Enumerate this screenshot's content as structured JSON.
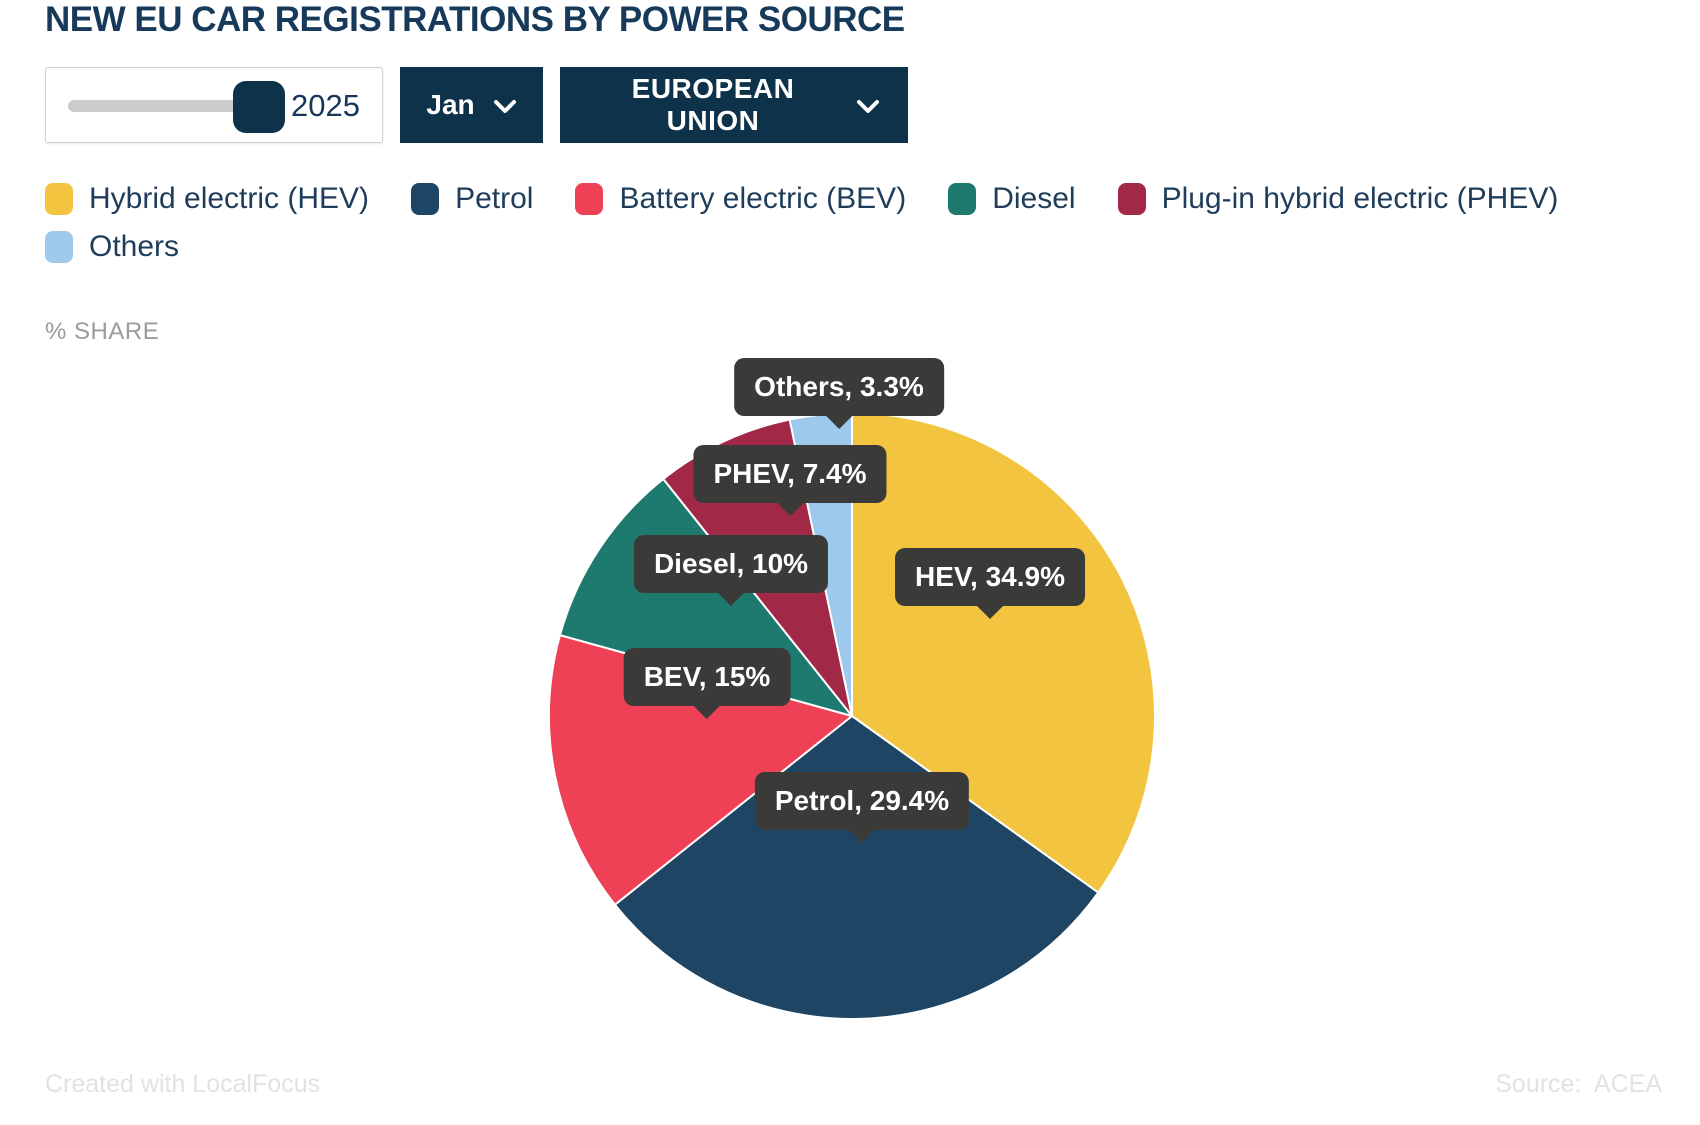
{
  "title": "NEW EU CAR REGISTRATIONS BY POWER SOURCE",
  "controls": {
    "year_slider": {
      "value": "2025"
    },
    "month_dropdown": {
      "value": "Jan"
    },
    "region_dropdown": {
      "value": "EUROPEAN UNION"
    }
  },
  "legend": [
    {
      "label": "Hybrid electric (HEV)",
      "color": "#F3C440"
    },
    {
      "label": "Petrol",
      "color": "#1E4563"
    },
    {
      "label": "Battery electric (BEV)",
      "color": "#EE4155"
    },
    {
      "label": "Diesel",
      "color": "#1E7A6F"
    },
    {
      "label": "Plug-in hybrid electric (PHEV)",
      "color": "#A12846"
    },
    {
      "label": "Others",
      "color": "#9CC9EC"
    }
  ],
  "axis_label": "% SHARE",
  "chart_data": {
    "type": "pie",
    "title": "NEW EU CAR REGISTRATIONS BY POWER SOURCE",
    "unit": "% share",
    "start_angle_deg": 0,
    "direction": "clockwise",
    "slices": [
      {
        "label": "HEV",
        "full_label": "Hybrid electric (HEV)",
        "value": 34.9,
        "color": "#F3C440",
        "tooltip": "HEV, 34.9%"
      },
      {
        "label": "Petrol",
        "full_label": "Petrol",
        "value": 29.4,
        "color": "#1E4563",
        "tooltip": "Petrol, 29.4%"
      },
      {
        "label": "BEV",
        "full_label": "Battery electric (BEV)",
        "value": 15,
        "color": "#EE4155",
        "tooltip": "BEV, 15%"
      },
      {
        "label": "Diesel",
        "full_label": "Diesel",
        "value": 10,
        "color": "#1E7A6F",
        "tooltip": "Diesel, 10%"
      },
      {
        "label": "PHEV",
        "full_label": "Plug-in hybrid electric (PHEV)",
        "value": 7.4,
        "color": "#A12846",
        "tooltip": "PHEV, 7.4%"
      },
      {
        "label": "Others",
        "full_label": "Others",
        "value": 3.3,
        "color": "#9CC9EC",
        "tooltip": "Others, 3.3%"
      }
    ],
    "colors": {
      "accent_navy": "#0E3249",
      "tooltip_bg": "#3A3A38"
    }
  },
  "footer": {
    "left": "Created with LocalFocus",
    "right": "Source:  ACEA"
  }
}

★ ★ ★ ★ ★

▸ **Task**
Take each line containing the string "REGISTRATIONS" and copy it out.

▸ **Response to the exercise**
  "title": "NEW EU CAR REGISTRATIONS BY POWER SOURCE",
    "title": "NEW EU CAR REGISTRATIONS BY POWER SOURCE",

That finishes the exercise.